(Records from a collection of figures)
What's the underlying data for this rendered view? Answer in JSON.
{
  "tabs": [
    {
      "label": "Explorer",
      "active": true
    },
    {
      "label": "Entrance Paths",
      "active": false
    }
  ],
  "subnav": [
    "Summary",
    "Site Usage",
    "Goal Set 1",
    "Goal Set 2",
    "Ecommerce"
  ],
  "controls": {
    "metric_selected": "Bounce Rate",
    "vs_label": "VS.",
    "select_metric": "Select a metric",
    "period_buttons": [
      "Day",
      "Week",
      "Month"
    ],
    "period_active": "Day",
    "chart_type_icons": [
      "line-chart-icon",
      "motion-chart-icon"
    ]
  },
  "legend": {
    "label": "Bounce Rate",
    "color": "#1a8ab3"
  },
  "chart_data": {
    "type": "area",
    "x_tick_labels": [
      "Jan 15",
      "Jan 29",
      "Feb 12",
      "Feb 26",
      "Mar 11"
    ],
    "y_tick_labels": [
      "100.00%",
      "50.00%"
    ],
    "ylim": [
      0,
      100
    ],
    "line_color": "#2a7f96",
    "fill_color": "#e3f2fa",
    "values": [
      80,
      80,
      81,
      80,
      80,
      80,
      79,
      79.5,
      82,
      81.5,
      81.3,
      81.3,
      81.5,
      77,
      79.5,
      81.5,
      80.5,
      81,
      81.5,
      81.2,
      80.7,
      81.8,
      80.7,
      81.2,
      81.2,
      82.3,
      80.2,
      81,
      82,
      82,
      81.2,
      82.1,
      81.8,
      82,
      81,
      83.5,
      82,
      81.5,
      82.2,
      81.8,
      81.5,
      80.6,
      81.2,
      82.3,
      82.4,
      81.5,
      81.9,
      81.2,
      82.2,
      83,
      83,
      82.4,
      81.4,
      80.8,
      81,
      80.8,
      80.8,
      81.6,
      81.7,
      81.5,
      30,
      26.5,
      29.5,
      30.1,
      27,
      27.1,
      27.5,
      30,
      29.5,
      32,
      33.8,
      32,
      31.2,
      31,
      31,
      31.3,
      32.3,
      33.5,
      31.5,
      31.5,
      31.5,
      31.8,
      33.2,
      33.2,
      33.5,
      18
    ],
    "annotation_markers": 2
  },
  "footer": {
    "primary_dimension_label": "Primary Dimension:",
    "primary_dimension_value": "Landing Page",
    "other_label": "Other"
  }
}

— SHORT EXERCISE —
Exactly as written above, please repeat the entries.

— EXERCISE RESULT —
What's the underlying data for this rendered view? Answer in JSON.
{
  "tabs": [
    {
      "label": "Explorer",
      "active": true
    },
    {
      "label": "Entrance Paths",
      "active": false
    }
  ],
  "subnav": [
    "Summary",
    "Site Usage",
    "Goal Set 1",
    "Goal Set 2",
    "Ecommerce"
  ],
  "controls": {
    "metric_selected": "Bounce Rate",
    "vs_label": "VS.",
    "select_metric": "Select a metric",
    "period_buttons": [
      "Day",
      "Week",
      "Month"
    ],
    "period_active": "Day",
    "chart_type_icons": [
      "line-chart-icon",
      "motion-chart-icon"
    ]
  },
  "legend": {
    "label": "Bounce Rate",
    "color": "#1a8ab3"
  },
  "chart_data": {
    "type": "area",
    "x_tick_labels": [
      "Jan 15",
      "Jan 29",
      "Feb 12",
      "Feb 26",
      "Mar 11"
    ],
    "y_tick_labels": [
      "100.00%",
      "50.00%"
    ],
    "ylim": [
      0,
      100
    ],
    "line_color": "#2a7f96",
    "fill_color": "#e3f2fa",
    "values": [
      80,
      80,
      81,
      80,
      80,
      80,
      79,
      79.5,
      82,
      81.5,
      81.3,
      81.3,
      81.5,
      77,
      79.5,
      81.5,
      80.5,
      81,
      81.5,
      81.2,
      80.7,
      81.8,
      80.7,
      81.2,
      81.2,
      82.3,
      80.2,
      81,
      82,
      82,
      81.2,
      82.1,
      81.8,
      82,
      81,
      83.5,
      82,
      81.5,
      82.2,
      81.8,
      81.5,
      80.6,
      81.2,
      82.3,
      82.4,
      81.5,
      81.9,
      81.2,
      82.2,
      83,
      83,
      82.4,
      81.4,
      80.8,
      81,
      80.8,
      80.8,
      81.6,
      81.7,
      81.5,
      30,
      26.5,
      29.5,
      30.1,
      27,
      27.1,
      27.5,
      30,
      29.5,
      32,
      33.8,
      32,
      31.2,
      31,
      31,
      31.3,
      32.3,
      33.5,
      31.5,
      31.5,
      31.5,
      31.8,
      33.2,
      33.2,
      33.5,
      18
    ],
    "annotation_markers": 2
  },
  "footer": {
    "primary_dimension_label": "Primary Dimension:",
    "primary_dimension_value": "Landing Page",
    "other_label": "Other"
  }
}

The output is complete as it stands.